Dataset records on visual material
..........

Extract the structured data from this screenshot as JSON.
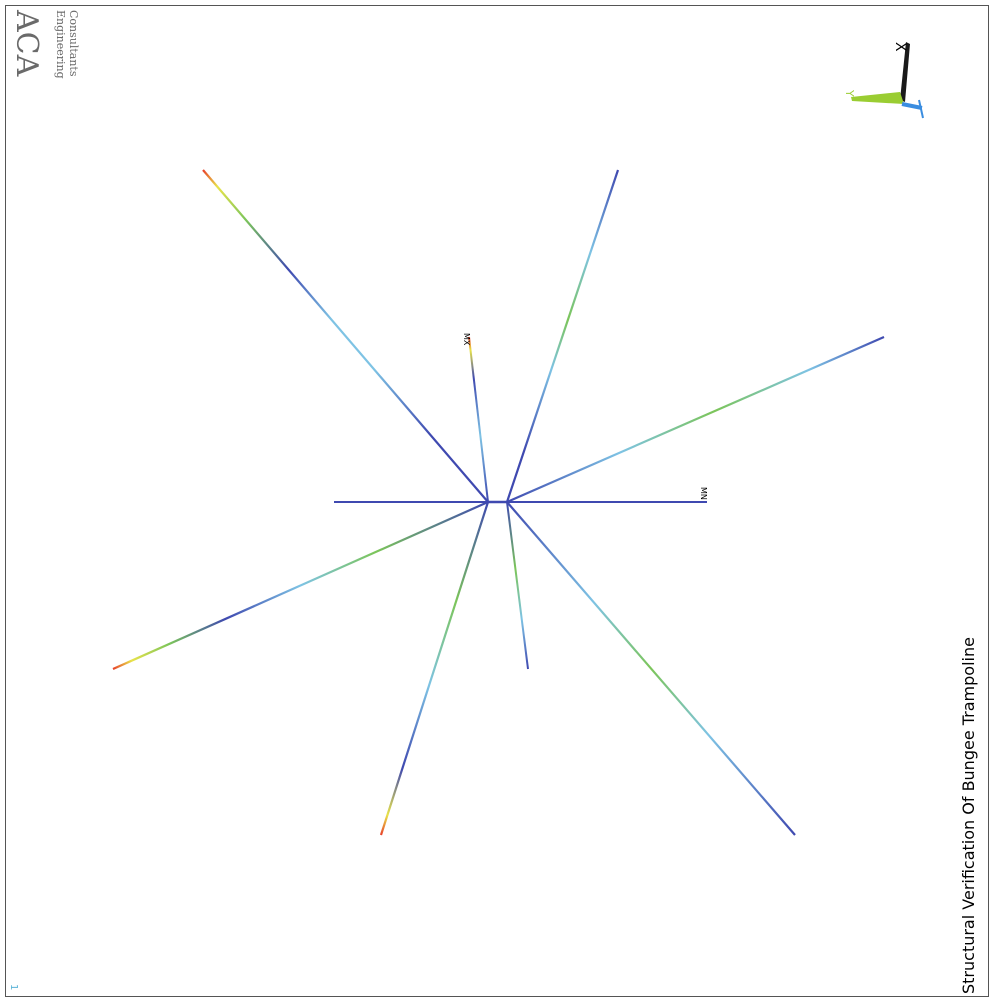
{
  "logo": {
    "company": "ACA",
    "line1": "Engineering",
    "line2": "Consultants"
  },
  "title": "Structural Verification Of Bungee Trampoline",
  "labels": {
    "max": "MX",
    "min": "MN",
    "frame_number": "1"
  },
  "triad": {
    "x_label": "X",
    "y_label": "Y",
    "z_label": "Z"
  },
  "colors": {
    "low": "#3f49b0",
    "mid_low": "#7ec3e4",
    "mid": "#7cc55a",
    "mid_high": "#e8e34a",
    "high": "#e8402a",
    "triad_x": "#1a1a1a",
    "triad_y": "#9acd32",
    "triad_z": "#3a8de0",
    "frame_number": "#5bb4d8"
  }
}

..........

### EXERCISE OBJECTIVE:
Repeat the material above word for word, please, apart from its images.

### EXPECTED ANSWER:
Extract the structured data from this screenshot as JSON.
{
  "logo": {
    "company": "ACA",
    "line1": "Engineering",
    "line2": "Consultants"
  },
  "title": "Structural Verification Of Bungee Trampoline",
  "labels": {
    "max": "MX",
    "min": "MN",
    "frame_number": "1"
  },
  "triad": {
    "x_label": "X",
    "y_label": "Y",
    "z_label": "Z"
  },
  "colors": {
    "low": "#3f49b0",
    "mid_low": "#7ec3e4",
    "mid": "#7cc55a",
    "mid_high": "#e8e34a",
    "high": "#e8402a",
    "triad_x": "#1a1a1a",
    "triad_y": "#9acd32",
    "triad_z": "#3a8de0",
    "frame_number": "#5bb4d8"
  }
}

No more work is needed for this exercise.